▶ [INPUT MATERIAL]

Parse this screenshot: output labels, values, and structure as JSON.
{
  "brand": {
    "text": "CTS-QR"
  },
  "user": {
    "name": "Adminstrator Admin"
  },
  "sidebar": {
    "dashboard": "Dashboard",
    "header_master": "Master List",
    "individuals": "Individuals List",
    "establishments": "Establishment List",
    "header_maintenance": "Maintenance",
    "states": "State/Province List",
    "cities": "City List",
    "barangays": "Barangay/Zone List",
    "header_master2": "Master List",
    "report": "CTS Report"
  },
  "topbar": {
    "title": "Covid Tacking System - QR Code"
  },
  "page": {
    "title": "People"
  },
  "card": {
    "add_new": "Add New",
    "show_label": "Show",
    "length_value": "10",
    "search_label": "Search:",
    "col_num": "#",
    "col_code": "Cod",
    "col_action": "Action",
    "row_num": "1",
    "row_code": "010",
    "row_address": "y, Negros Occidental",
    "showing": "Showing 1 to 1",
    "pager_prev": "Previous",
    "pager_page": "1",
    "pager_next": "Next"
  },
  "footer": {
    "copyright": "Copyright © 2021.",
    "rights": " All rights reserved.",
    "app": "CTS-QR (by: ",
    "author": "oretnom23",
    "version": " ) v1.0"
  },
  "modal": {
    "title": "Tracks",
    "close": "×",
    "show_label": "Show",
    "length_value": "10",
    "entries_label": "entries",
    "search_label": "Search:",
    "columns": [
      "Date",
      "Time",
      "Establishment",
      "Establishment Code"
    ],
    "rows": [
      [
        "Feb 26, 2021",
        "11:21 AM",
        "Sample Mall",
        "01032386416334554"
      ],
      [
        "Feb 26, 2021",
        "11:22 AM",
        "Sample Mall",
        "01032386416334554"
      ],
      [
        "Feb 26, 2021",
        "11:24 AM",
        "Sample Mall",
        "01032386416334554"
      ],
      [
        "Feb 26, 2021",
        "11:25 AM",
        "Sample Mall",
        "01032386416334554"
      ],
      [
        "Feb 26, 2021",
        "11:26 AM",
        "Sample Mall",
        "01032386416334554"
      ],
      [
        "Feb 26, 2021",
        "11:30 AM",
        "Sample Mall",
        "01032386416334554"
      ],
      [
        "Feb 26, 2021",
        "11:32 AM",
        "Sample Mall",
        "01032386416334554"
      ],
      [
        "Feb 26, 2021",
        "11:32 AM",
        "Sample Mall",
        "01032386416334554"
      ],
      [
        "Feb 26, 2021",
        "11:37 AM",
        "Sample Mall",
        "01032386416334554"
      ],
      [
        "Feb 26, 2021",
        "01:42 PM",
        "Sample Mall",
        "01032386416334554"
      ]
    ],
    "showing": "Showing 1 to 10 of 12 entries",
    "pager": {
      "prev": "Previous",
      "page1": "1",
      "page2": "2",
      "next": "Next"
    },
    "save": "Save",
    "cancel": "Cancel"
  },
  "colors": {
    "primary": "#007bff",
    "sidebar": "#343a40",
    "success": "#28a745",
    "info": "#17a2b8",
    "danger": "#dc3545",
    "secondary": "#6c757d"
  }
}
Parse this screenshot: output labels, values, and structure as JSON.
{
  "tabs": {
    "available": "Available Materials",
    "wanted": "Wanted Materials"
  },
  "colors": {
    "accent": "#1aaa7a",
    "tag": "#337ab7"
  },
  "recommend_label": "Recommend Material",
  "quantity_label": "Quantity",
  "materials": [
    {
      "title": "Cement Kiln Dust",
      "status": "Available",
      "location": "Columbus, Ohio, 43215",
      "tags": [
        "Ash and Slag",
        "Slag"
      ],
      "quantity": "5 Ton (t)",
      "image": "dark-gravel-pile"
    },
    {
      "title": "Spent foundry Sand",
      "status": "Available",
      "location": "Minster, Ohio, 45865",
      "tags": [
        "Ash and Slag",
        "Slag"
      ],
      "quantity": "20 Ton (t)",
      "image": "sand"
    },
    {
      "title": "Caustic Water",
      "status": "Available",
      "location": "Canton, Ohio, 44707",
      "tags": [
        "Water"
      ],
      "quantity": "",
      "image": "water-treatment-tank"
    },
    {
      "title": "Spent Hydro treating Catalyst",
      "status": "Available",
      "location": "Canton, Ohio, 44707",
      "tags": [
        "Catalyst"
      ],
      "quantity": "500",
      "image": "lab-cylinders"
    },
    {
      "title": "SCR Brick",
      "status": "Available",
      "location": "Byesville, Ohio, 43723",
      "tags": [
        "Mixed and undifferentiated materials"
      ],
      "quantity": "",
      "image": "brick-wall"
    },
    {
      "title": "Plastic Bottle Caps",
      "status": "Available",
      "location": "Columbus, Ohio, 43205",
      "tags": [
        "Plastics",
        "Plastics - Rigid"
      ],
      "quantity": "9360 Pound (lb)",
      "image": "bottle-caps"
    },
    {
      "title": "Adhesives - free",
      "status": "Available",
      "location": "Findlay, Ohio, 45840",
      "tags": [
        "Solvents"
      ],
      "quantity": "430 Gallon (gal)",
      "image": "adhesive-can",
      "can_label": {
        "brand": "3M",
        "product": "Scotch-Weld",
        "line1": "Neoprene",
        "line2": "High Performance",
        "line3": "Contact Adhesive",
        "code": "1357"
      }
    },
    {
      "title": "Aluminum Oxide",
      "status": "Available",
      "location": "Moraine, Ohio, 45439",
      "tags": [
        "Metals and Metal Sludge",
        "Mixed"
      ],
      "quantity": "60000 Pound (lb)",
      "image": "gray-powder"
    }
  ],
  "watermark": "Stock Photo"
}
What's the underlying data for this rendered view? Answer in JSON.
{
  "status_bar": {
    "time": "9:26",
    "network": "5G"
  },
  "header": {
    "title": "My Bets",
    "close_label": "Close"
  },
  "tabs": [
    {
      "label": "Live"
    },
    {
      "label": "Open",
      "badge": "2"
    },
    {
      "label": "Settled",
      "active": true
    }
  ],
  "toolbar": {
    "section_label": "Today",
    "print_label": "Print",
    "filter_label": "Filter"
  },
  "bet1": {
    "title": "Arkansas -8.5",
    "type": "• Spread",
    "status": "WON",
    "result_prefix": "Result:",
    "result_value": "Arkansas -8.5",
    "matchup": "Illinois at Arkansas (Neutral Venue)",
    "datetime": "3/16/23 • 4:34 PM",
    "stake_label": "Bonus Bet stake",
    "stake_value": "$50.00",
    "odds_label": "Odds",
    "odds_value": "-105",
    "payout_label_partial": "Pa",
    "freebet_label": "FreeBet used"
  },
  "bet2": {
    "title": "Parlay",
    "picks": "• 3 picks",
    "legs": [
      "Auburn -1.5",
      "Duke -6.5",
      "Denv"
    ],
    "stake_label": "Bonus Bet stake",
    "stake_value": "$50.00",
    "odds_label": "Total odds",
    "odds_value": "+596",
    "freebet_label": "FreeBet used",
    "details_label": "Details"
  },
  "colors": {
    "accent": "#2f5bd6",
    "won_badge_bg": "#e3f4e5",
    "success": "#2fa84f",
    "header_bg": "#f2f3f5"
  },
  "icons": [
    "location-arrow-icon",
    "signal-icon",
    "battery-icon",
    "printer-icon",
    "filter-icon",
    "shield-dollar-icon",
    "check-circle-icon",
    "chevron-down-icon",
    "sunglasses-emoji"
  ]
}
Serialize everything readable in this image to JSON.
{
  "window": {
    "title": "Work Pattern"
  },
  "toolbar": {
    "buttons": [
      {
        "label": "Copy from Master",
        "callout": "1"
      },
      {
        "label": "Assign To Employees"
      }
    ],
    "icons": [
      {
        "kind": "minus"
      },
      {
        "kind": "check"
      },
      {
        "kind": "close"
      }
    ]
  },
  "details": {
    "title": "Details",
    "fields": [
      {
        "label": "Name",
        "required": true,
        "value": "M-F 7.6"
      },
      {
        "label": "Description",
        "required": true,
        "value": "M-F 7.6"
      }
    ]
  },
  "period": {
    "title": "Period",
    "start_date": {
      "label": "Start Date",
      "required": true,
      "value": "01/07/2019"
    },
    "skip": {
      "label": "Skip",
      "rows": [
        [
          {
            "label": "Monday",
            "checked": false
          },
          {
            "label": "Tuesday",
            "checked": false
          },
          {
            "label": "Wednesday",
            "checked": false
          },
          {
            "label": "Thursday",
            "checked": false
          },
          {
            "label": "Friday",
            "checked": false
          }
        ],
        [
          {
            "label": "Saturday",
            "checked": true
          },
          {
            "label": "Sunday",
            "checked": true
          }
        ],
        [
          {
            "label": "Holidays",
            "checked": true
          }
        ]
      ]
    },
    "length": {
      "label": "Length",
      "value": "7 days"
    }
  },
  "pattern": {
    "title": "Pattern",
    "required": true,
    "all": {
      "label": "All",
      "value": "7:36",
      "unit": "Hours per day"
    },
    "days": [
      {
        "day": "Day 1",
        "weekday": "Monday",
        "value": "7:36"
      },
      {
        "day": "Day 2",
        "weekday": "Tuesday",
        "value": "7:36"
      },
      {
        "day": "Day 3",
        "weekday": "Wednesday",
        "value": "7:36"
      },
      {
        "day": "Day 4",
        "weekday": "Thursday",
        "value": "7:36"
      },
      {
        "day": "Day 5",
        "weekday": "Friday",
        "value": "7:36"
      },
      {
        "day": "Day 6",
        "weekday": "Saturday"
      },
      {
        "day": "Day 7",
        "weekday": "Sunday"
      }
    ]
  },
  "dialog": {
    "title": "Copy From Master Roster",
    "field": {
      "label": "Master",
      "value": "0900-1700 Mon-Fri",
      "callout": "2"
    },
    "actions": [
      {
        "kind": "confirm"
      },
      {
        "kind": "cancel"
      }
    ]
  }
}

▶ [WHAT IS NEEDED]
Give the count of lines in the data shown above that contain "used", and nothing else.

▶ [OUTPUT OF THE EXERCISE]
2